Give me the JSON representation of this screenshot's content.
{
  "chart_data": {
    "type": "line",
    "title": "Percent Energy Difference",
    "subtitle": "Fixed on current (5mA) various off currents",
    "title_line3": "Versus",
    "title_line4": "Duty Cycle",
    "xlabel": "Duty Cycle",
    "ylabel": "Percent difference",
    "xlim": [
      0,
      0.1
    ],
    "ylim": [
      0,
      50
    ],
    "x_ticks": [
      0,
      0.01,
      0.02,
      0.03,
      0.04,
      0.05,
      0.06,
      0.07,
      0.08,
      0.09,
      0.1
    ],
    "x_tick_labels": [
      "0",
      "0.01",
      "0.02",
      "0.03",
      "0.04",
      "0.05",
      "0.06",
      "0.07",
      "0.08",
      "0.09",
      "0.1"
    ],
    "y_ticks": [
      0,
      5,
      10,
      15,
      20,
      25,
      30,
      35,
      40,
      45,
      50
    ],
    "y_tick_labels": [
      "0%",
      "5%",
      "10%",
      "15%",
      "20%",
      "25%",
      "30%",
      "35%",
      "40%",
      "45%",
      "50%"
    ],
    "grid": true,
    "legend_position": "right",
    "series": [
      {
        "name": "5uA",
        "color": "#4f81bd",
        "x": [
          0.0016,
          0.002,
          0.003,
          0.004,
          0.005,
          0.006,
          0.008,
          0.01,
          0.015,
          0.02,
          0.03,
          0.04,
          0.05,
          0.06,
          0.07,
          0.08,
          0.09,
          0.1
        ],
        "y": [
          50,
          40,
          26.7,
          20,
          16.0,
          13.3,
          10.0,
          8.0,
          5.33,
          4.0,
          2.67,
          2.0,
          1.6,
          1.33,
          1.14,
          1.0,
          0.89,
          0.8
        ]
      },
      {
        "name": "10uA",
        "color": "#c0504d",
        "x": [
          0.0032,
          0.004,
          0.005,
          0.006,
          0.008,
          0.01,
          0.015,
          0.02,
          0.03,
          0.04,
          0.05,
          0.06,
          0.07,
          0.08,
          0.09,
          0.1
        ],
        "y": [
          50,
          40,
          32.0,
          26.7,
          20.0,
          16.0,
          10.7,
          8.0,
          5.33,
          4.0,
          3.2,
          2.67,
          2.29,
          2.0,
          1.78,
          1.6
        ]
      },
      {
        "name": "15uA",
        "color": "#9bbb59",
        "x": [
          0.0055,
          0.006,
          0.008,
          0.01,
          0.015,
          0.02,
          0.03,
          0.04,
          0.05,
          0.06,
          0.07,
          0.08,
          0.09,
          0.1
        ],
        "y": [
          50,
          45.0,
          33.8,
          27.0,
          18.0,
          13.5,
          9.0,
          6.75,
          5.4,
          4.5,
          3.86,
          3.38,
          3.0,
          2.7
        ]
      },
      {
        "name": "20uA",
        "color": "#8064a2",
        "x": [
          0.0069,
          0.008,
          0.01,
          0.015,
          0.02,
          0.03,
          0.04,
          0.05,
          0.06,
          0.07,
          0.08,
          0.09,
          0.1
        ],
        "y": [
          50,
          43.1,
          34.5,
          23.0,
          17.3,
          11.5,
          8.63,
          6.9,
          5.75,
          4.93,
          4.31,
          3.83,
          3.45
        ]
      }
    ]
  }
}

● PROBLEM:
Each line holding "Percent" must be found and copied.

● EXERCISE OUTPUT:
    "title": "Percent Energy Difference",
    "ylabel": "Percent difference",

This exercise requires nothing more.